Input rows
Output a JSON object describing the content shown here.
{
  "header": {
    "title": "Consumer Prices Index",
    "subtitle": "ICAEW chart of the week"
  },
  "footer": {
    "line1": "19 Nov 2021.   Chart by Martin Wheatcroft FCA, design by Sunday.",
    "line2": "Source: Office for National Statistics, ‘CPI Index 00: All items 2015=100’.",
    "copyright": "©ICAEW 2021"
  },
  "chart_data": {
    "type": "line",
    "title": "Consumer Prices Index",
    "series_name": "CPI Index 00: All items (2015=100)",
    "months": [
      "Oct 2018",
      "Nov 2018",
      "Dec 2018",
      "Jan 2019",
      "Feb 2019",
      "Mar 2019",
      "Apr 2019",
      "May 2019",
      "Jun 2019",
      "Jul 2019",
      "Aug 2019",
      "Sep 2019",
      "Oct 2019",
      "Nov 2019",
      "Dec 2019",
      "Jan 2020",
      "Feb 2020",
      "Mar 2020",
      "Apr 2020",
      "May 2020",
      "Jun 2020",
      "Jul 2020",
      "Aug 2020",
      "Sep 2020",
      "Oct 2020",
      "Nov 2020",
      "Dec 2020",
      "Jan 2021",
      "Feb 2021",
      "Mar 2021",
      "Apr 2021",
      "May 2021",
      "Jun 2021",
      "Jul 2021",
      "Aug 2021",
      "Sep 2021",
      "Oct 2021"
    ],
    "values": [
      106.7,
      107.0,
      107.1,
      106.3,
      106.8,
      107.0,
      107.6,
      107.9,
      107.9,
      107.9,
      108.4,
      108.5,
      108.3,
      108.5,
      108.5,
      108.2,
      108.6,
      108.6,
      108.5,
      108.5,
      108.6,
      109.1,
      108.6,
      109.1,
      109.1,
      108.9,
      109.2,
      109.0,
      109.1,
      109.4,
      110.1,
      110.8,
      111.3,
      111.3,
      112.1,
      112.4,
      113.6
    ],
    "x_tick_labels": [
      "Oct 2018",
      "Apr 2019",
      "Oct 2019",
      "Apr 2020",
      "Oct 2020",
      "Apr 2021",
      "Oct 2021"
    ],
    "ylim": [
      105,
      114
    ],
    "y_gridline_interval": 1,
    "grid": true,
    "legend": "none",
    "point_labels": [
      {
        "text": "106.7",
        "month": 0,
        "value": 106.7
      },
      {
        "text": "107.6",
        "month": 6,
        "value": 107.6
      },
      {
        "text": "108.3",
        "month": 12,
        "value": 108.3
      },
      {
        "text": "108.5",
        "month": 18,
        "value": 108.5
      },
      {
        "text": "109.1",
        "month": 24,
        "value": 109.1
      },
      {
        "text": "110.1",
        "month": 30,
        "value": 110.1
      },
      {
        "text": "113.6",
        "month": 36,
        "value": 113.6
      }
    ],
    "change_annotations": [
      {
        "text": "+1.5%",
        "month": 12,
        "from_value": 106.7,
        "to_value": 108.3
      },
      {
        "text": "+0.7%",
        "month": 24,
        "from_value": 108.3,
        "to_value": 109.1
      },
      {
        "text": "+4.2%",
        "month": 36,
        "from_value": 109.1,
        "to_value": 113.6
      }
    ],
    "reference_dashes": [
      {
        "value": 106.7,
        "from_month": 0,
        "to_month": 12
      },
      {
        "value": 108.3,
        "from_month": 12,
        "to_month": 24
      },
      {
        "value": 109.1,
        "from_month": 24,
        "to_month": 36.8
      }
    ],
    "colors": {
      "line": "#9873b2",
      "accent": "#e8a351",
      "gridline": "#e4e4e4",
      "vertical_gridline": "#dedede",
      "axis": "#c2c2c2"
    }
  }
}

What needs to be done
Repeat every record exactly as written, please.

Answer to this exercise
Output a JSON object describing the content shown here.
{
  "header": {
    "title": "Consumer Prices Index",
    "subtitle": "ICAEW chart of the week"
  },
  "footer": {
    "line1": "19 Nov 2021.   Chart by Martin Wheatcroft FCA, design by Sunday.",
    "line2": "Source: Office for National Statistics, ‘CPI Index 00: All items 2015=100’.",
    "copyright": "©ICAEW 2021"
  },
  "chart_data": {
    "type": "line",
    "title": "Consumer Prices Index",
    "series_name": "CPI Index 00: All items (2015=100)",
    "months": [
      "Oct 2018",
      "Nov 2018",
      "Dec 2018",
      "Jan 2019",
      "Feb 2019",
      "Mar 2019",
      "Apr 2019",
      "May 2019",
      "Jun 2019",
      "Jul 2019",
      "Aug 2019",
      "Sep 2019",
      "Oct 2019",
      "Nov 2019",
      "Dec 2019",
      "Jan 2020",
      "Feb 2020",
      "Mar 2020",
      "Apr 2020",
      "May 2020",
      "Jun 2020",
      "Jul 2020",
      "Aug 2020",
      "Sep 2020",
      "Oct 2020",
      "Nov 2020",
      "Dec 2020",
      "Jan 2021",
      "Feb 2021",
      "Mar 2021",
      "Apr 2021",
      "May 2021",
      "Jun 2021",
      "Jul 2021",
      "Aug 2021",
      "Sep 2021",
      "Oct 2021"
    ],
    "values": [
      106.7,
      107.0,
      107.1,
      106.3,
      106.8,
      107.0,
      107.6,
      107.9,
      107.9,
      107.9,
      108.4,
      108.5,
      108.3,
      108.5,
      108.5,
      108.2,
      108.6,
      108.6,
      108.5,
      108.5,
      108.6,
      109.1,
      108.6,
      109.1,
      109.1,
      108.9,
      109.2,
      109.0,
      109.1,
      109.4,
      110.1,
      110.8,
      111.3,
      111.3,
      112.1,
      112.4,
      113.6
    ],
    "x_tick_labels": [
      "Oct 2018",
      "Apr 2019",
      "Oct 2019",
      "Apr 2020",
      "Oct 2020",
      "Apr 2021",
      "Oct 2021"
    ],
    "ylim": [
      105,
      114
    ],
    "y_gridline_interval": 1,
    "grid": true,
    "legend": "none",
    "point_labels": [
      {
        "text": "106.7",
        "month": 0,
        "value": 106.7
      },
      {
        "text": "107.6",
        "month": 6,
        "value": 107.6
      },
      {
        "text": "108.3",
        "month": 12,
        "value": 108.3
      },
      {
        "text": "108.5",
        "month": 18,
        "value": 108.5
      },
      {
        "text": "109.1",
        "month": 24,
        "value": 109.1
      },
      {
        "text": "110.1",
        "month": 30,
        "value": 110.1
      },
      {
        "text": "113.6",
        "month": 36,
        "value": 113.6
      }
    ],
    "change_annotations": [
      {
        "text": "+1.5%",
        "month": 12,
        "from_value": 106.7,
        "to_value": 108.3
      },
      {
        "text": "+0.7%",
        "month": 24,
        "from_value": 108.3,
        "to_value": 109.1
      },
      {
        "text": "+4.2%",
        "month": 36,
        "from_value": 109.1,
        "to_value": 113.6
      }
    ],
    "reference_dashes": [
      {
        "value": 106.7,
        "from_month": 0,
        "to_month": 12
      },
      {
        "value": 108.3,
        "from_month": 12,
        "to_month": 24
      },
      {
        "value": 109.1,
        "from_month": 24,
        "to_month": 36.8
      }
    ],
    "colors": {
      "line": "#9873b2",
      "accent": "#e8a351",
      "gridline": "#e4e4e4",
      "vertical_gridline": "#dedede",
      "axis": "#c2c2c2"
    }
  }
}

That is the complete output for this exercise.